◆ **Task objective**:
Each entry below should be returned exactly as is, with the pictures removed.

◆ **Records**:
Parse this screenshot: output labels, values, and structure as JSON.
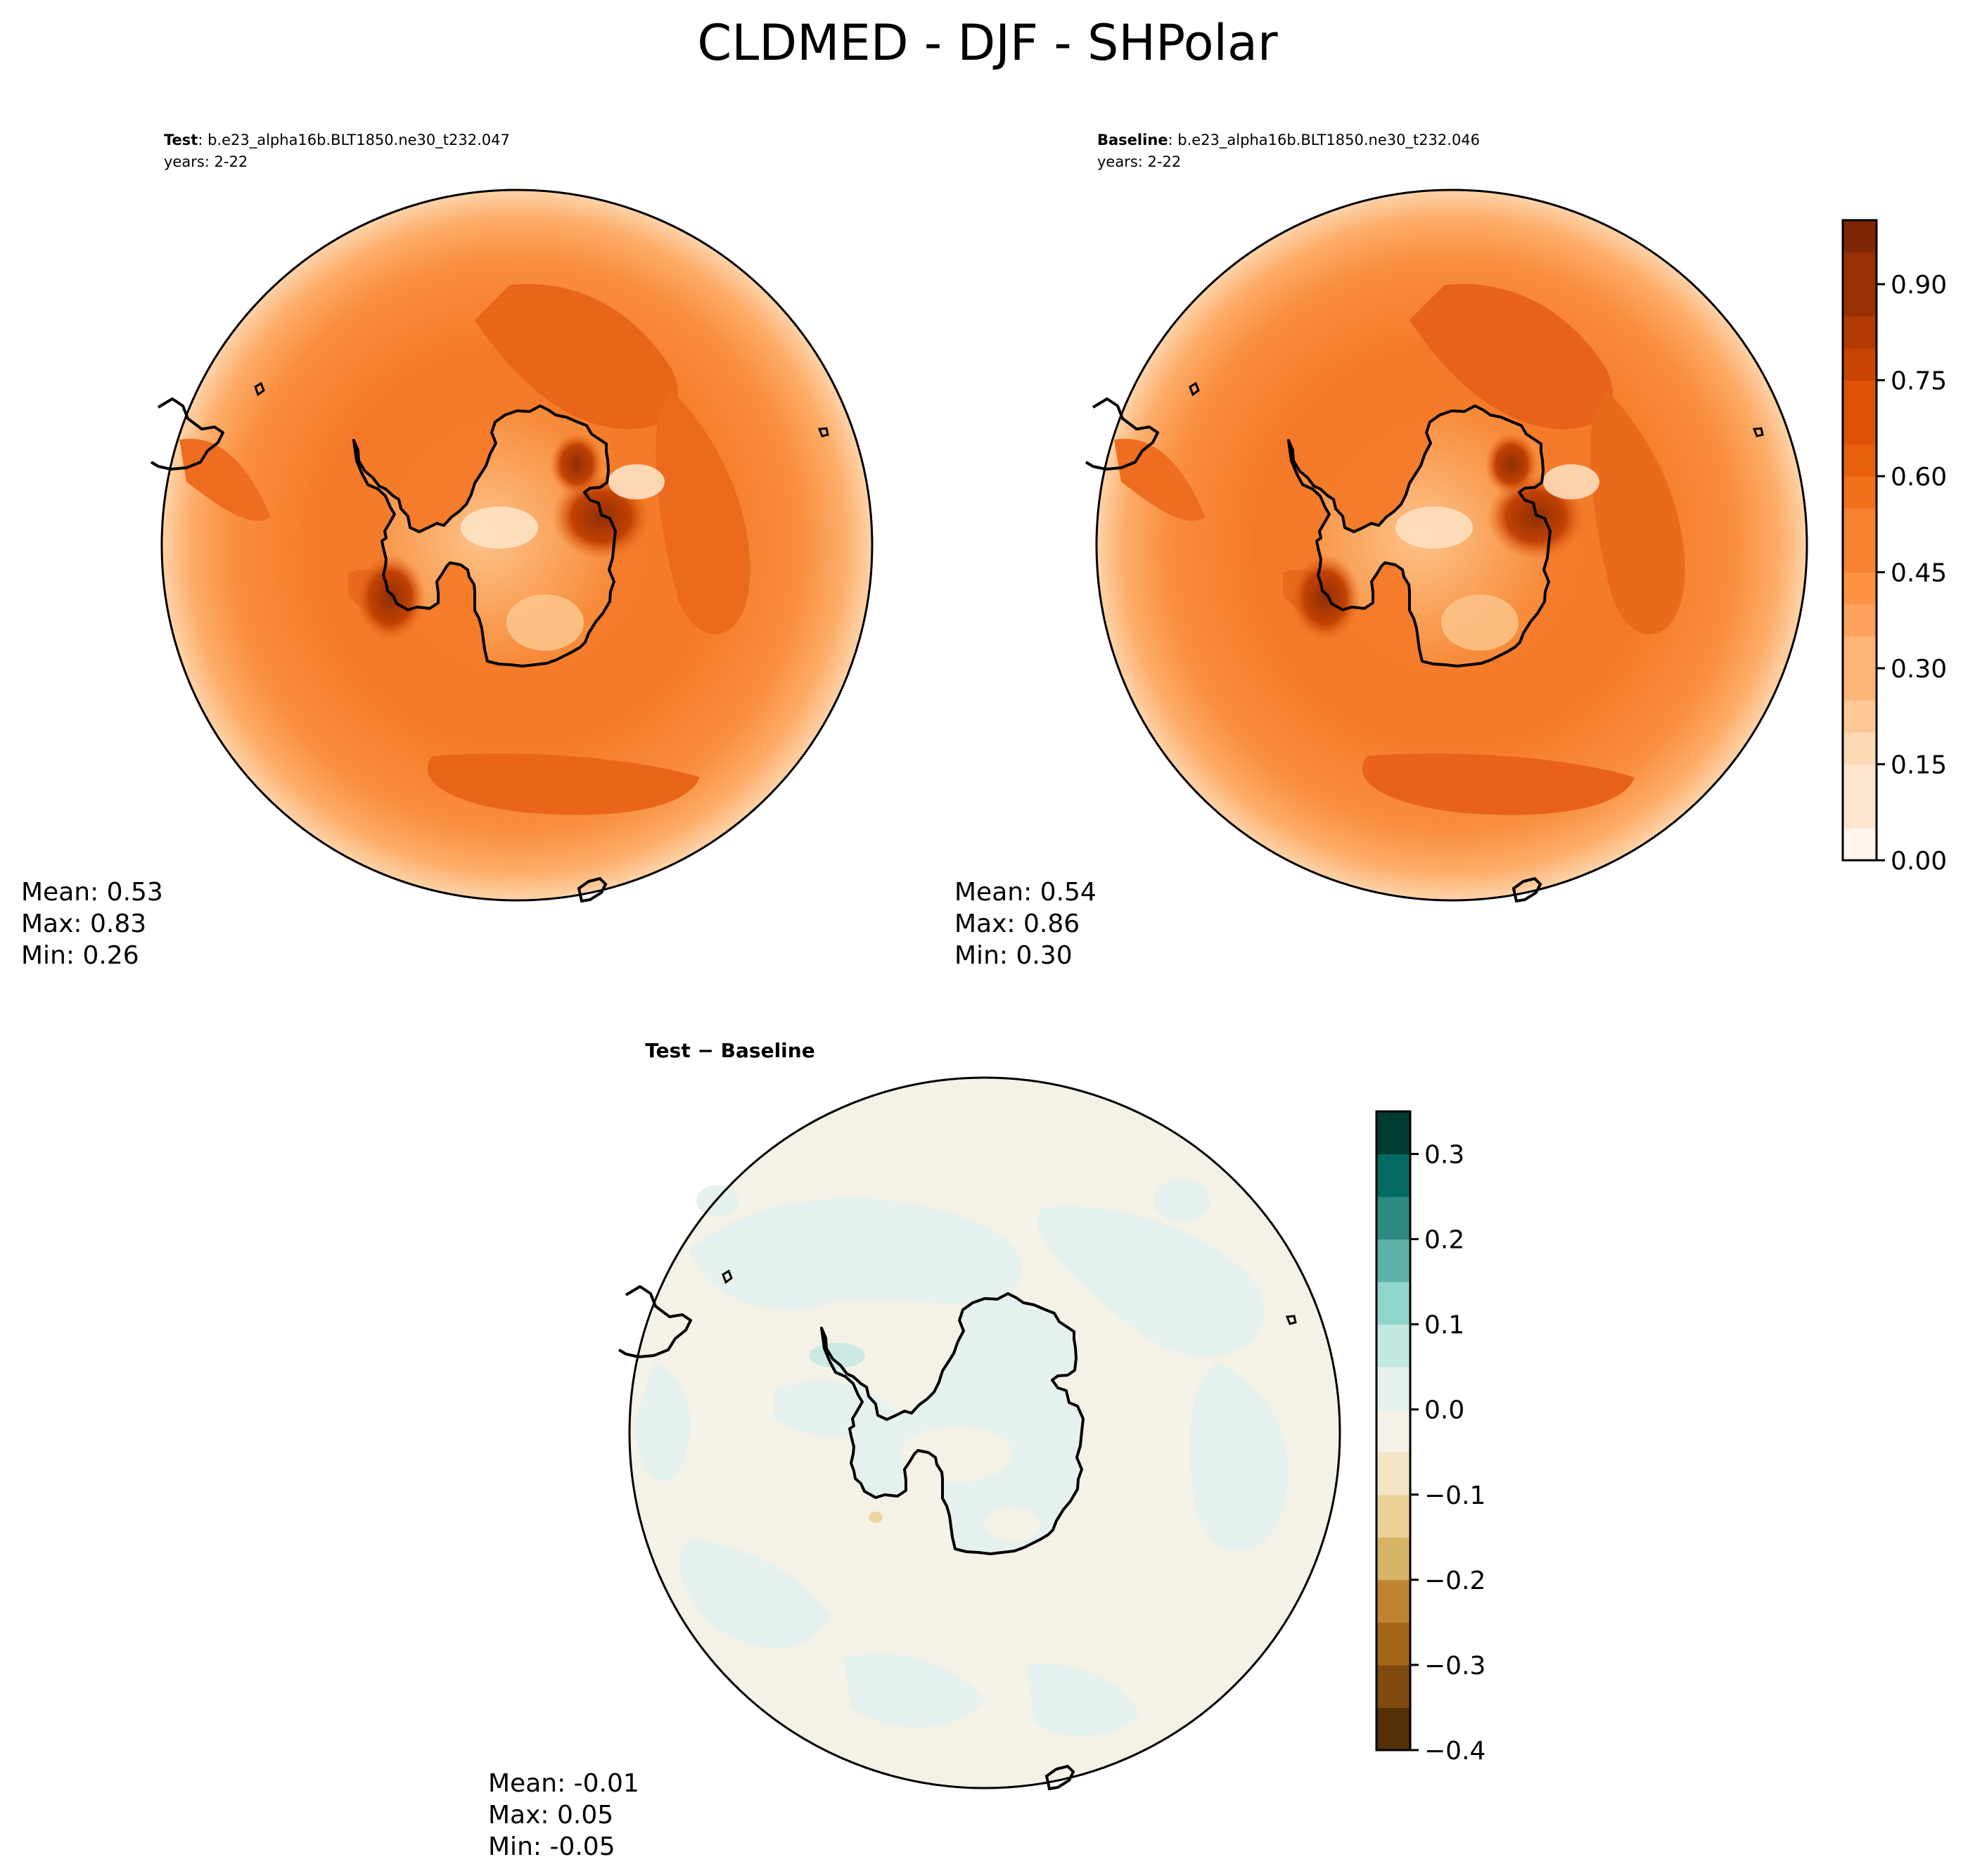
{
  "figure": {
    "title": "CLDMED - DJF - SHPolar"
  },
  "panels": {
    "test": {
      "label": "Test",
      "case": ": b.e23_alpha16b.BLT1850.ne30_t232.047",
      "years": "years: 2-22",
      "stats": {
        "mean": "Mean:  0.53",
        "max": "Max:  0.83",
        "min": "Min:  0.26"
      }
    },
    "baseline": {
      "label": "Baseline",
      "case": ": b.e23_alpha16b.BLT1850.ne30_t232.046",
      "years": "years: 2-22",
      "stats": {
        "mean": "Mean:  0.54",
        "max": "Max:  0.86",
        "min": "Min:  0.30"
      }
    },
    "diff": {
      "title": "Test − Baseline",
      "stats": {
        "mean": "Mean: -0.01",
        "max": "Max:  0.05",
        "min": "Min: -0.05"
      }
    }
  },
  "colors": {
    "cmap_main": [
      "#fff5eb",
      "#fee6ce",
      "#fdd9b5",
      "#fdc895",
      "#fdb577",
      "#fda25c",
      "#fd9243",
      "#f98132",
      "#f3701b",
      "#e8600e",
      "#dd5207",
      "#c94402",
      "#b13a03",
      "#983003",
      "#7f2704"
    ],
    "cmap_diff": [
      "#543005",
      "#7e4a0e",
      "#a26516",
      "#bf8432",
      "#d6b466",
      "#e9d198",
      "#f4e6c4",
      "#f4f1e6",
      "#e4f1ef",
      "#c2e8e2",
      "#8fd5c9",
      "#5fb2a7",
      "#2c8a82",
      "#046960",
      "#003c30"
    ],
    "ocean_main": "#f57e2c",
    "ocean_main_dark": "#e9651a",
    "ocean_main_light": "#fda55f",
    "land_light": "#fdb87a",
    "land_dark": "#a8390a",
    "diff_field": "#f4f1e6",
    "diff_blob": "#e4f1ef"
  },
  "chart_data": {
    "type": "polar-contour",
    "projection": "south-polar-stereographic",
    "variable": "CLDMED",
    "season": "DJF",
    "region": "SHPolar",
    "colorbar_main": {
      "vmin": 0.0,
      "vmax": 1.0,
      "levels": [
        0.0,
        0.05,
        0.1,
        0.15,
        0.2,
        0.25,
        0.3,
        0.35,
        0.4,
        0.45,
        0.5,
        0.55,
        0.6,
        0.65,
        0.7,
        0.75,
        0.8,
        0.85,
        0.9,
        0.95,
        1.0
      ],
      "ticks": [
        0.0,
        0.15,
        0.3,
        0.45,
        0.6,
        0.75,
        0.9
      ],
      "tick_labels": [
        "0.00",
        "0.15",
        "0.30",
        "0.45",
        "0.60",
        "0.75",
        "0.90"
      ]
    },
    "colorbar_diff": {
      "vmin": -0.4,
      "vmax": 0.35,
      "levels": [
        -0.4,
        -0.35,
        -0.3,
        -0.25,
        -0.2,
        -0.15,
        -0.1,
        -0.05,
        0.0,
        0.05,
        0.1,
        0.15,
        0.2,
        0.25,
        0.3,
        0.35
      ],
      "ticks": [
        -0.4,
        -0.3,
        -0.2,
        -0.1,
        0.0,
        0.1,
        0.2,
        0.3
      ],
      "tick_labels": [
        "−0.4",
        "−0.3",
        "−0.2",
        "−0.1",
        "0.0",
        "0.1",
        "0.2",
        "0.3"
      ]
    },
    "panels": [
      {
        "name": "Test",
        "mean": 0.53,
        "max": 0.83,
        "min": 0.26
      },
      {
        "name": "Baseline",
        "mean": 0.54,
        "max": 0.86,
        "min": 0.3
      },
      {
        "name": "Test − Baseline",
        "mean": -0.01,
        "max": 0.05,
        "min": -0.05
      }
    ]
  }
}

◆ **The solution**:
Parse this screenshot: output labels, values, and structure as JSON.
{
  "figure": {
    "title": "CLDMED - DJF - SHPolar"
  },
  "panels": {
    "test": {
      "label": "Test",
      "case": ": b.e23_alpha16b.BLT1850.ne30_t232.047",
      "years": "years: 2-22",
      "stats": {
        "mean": "Mean:  0.53",
        "max": "Max:  0.83",
        "min": "Min:  0.26"
      }
    },
    "baseline": {
      "label": "Baseline",
      "case": ": b.e23_alpha16b.BLT1850.ne30_t232.046",
      "years": "years: 2-22",
      "stats": {
        "mean": "Mean:  0.54",
        "max": "Max:  0.86",
        "min": "Min:  0.30"
      }
    },
    "diff": {
      "title": "Test − Baseline",
      "stats": {
        "mean": "Mean: -0.01",
        "max": "Max:  0.05",
        "min": "Min: -0.05"
      }
    }
  },
  "colors": {
    "cmap_main": [
      "#fff5eb",
      "#fee6ce",
      "#fdd9b5",
      "#fdc895",
      "#fdb577",
      "#fda25c",
      "#fd9243",
      "#f98132",
      "#f3701b",
      "#e8600e",
      "#dd5207",
      "#c94402",
      "#b13a03",
      "#983003",
      "#7f2704"
    ],
    "cmap_diff": [
      "#543005",
      "#7e4a0e",
      "#a26516",
      "#bf8432",
      "#d6b466",
      "#e9d198",
      "#f4e6c4",
      "#f4f1e6",
      "#e4f1ef",
      "#c2e8e2",
      "#8fd5c9",
      "#5fb2a7",
      "#2c8a82",
      "#046960",
      "#003c30"
    ],
    "ocean_main": "#f57e2c",
    "ocean_main_dark": "#e9651a",
    "ocean_main_light": "#fda55f",
    "land_light": "#fdb87a",
    "land_dark": "#a8390a",
    "diff_field": "#f4f1e6",
    "diff_blob": "#e4f1ef"
  },
  "chart_data": {
    "type": "polar-contour",
    "projection": "south-polar-stereographic",
    "variable": "CLDMED",
    "season": "DJF",
    "region": "SHPolar",
    "colorbar_main": {
      "vmin": 0.0,
      "vmax": 1.0,
      "levels": [
        0.0,
        0.05,
        0.1,
        0.15,
        0.2,
        0.25,
        0.3,
        0.35,
        0.4,
        0.45,
        0.5,
        0.55,
        0.6,
        0.65,
        0.7,
        0.75,
        0.8,
        0.85,
        0.9,
        0.95,
        1.0
      ],
      "ticks": [
        0.0,
        0.15,
        0.3,
        0.45,
        0.6,
        0.75,
        0.9
      ],
      "tick_labels": [
        "0.00",
        "0.15",
        "0.30",
        "0.45",
        "0.60",
        "0.75",
        "0.90"
      ]
    },
    "colorbar_diff": {
      "vmin": -0.4,
      "vmax": 0.35,
      "levels": [
        -0.4,
        -0.35,
        -0.3,
        -0.25,
        -0.2,
        -0.15,
        -0.1,
        -0.05,
        0.0,
        0.05,
        0.1,
        0.15,
        0.2,
        0.25,
        0.3,
        0.35
      ],
      "ticks": [
        -0.4,
        -0.3,
        -0.2,
        -0.1,
        0.0,
        0.1,
        0.2,
        0.3
      ],
      "tick_labels": [
        "−0.4",
        "−0.3",
        "−0.2",
        "−0.1",
        "0.0",
        "0.1",
        "0.2",
        "0.3"
      ]
    },
    "panels": [
      {
        "name": "Test",
        "mean": 0.53,
        "max": 0.83,
        "min": 0.26
      },
      {
        "name": "Baseline",
        "mean": 0.54,
        "max": 0.86,
        "min": 0.3
      },
      {
        "name": "Test − Baseline",
        "mean": -0.01,
        "max": 0.05,
        "min": -0.05
      }
    ]
  }
}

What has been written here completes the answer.